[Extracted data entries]
━━━━
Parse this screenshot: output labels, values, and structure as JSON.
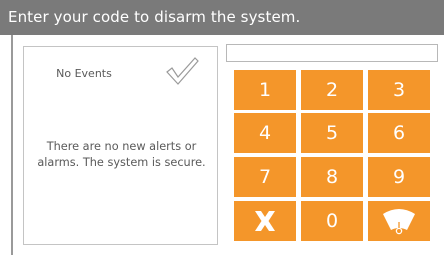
{
  "header": {
    "title": "Enter your code to disarm the system."
  },
  "events_panel": {
    "title": "No Events",
    "message": "There are no new alerts or alarms. The system is secure.",
    "icon": "check-icon"
  },
  "code_input": {
    "value": "",
    "placeholder": ""
  },
  "keypad": {
    "keys": [
      {
        "label": "1",
        "name": "key-1"
      },
      {
        "label": "2",
        "name": "key-2"
      },
      {
        "label": "3",
        "name": "key-3"
      },
      {
        "label": "4",
        "name": "key-4"
      },
      {
        "label": "5",
        "name": "key-5"
      },
      {
        "label": "6",
        "name": "key-6"
      },
      {
        "label": "7",
        "name": "key-7"
      },
      {
        "label": "8",
        "name": "key-8"
      },
      {
        "label": "9",
        "name": "key-9"
      },
      {
        "label": "",
        "name": "clear-key",
        "icon": "x-icon"
      },
      {
        "label": "0",
        "name": "key-0"
      },
      {
        "label": "",
        "name": "panic-key",
        "icon": "siren-icon"
      }
    ]
  },
  "colors": {
    "header_bg": "#7a7a7a",
    "key_bg": "#f4962a",
    "text": "#5a5a5a"
  }
}
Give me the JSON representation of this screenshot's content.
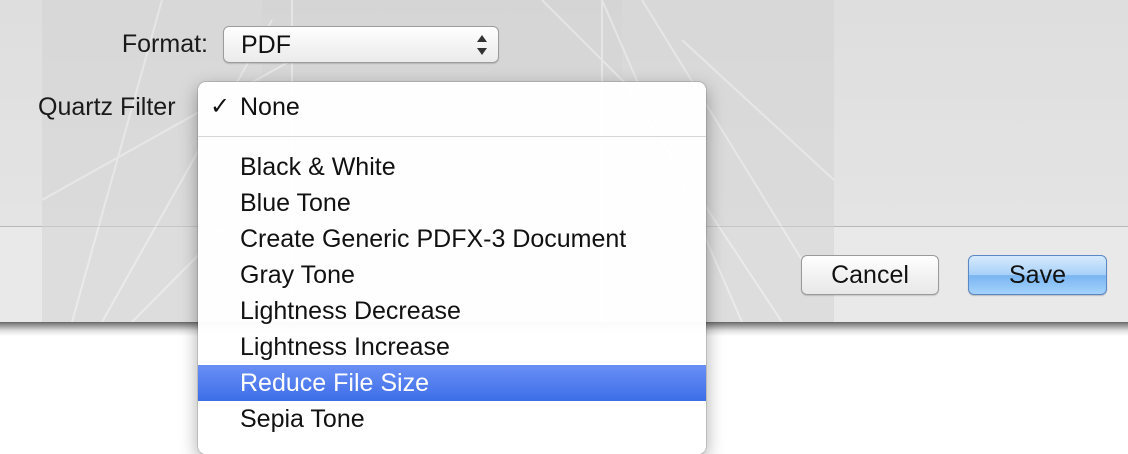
{
  "format": {
    "label": "Format:",
    "selected": "PDF"
  },
  "quartz_filter": {
    "label": "Quartz Filter",
    "checkmark": "✓",
    "menu_items": [
      {
        "label": "None",
        "checked": true,
        "highlighted": false
      },
      {
        "label": "Black & White",
        "checked": false,
        "highlighted": false
      },
      {
        "label": "Blue Tone",
        "checked": false,
        "highlighted": false
      },
      {
        "label": "Create Generic PDFX-3 Document",
        "checked": false,
        "highlighted": false
      },
      {
        "label": "Gray Tone",
        "checked": false,
        "highlighted": false
      },
      {
        "label": "Lightness Decrease",
        "checked": false,
        "highlighted": false
      },
      {
        "label": "Lightness Increase",
        "checked": false,
        "highlighted": false
      },
      {
        "label": "Reduce File Size",
        "checked": false,
        "highlighted": true
      },
      {
        "label": "Sepia Tone",
        "checked": false,
        "highlighted": false
      }
    ]
  },
  "buttons": {
    "cancel": "Cancel",
    "save": "Save"
  },
  "colors": {
    "highlight": "#3d6ee8",
    "default_button": "#79b5f2"
  }
}
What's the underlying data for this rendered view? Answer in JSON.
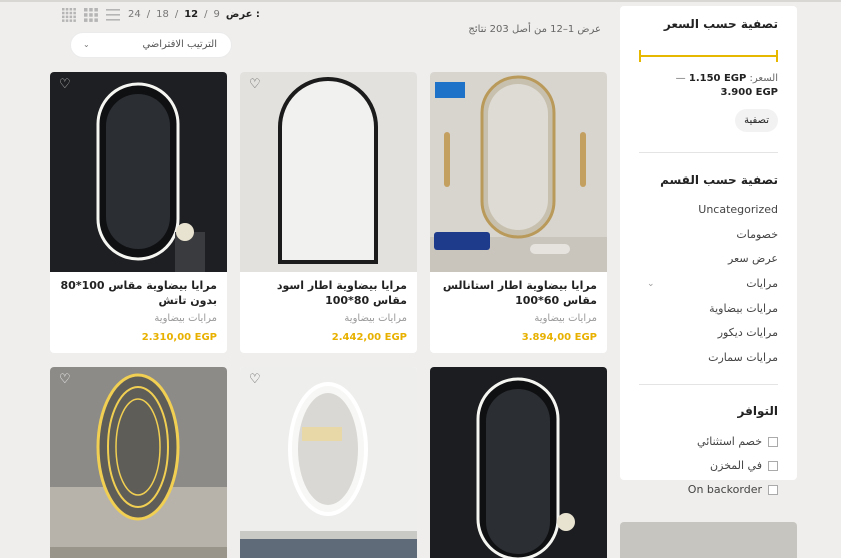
━━━━
*Requirements*. Filter the records above for "this" and copy every matching line.

*Correct answer*.
Parse this screenshot: output labels, values, and structure as JSON.
Give me the JSON representation of this screenshot's content.
What's the underlying data for this rendered view? Answer in JSON.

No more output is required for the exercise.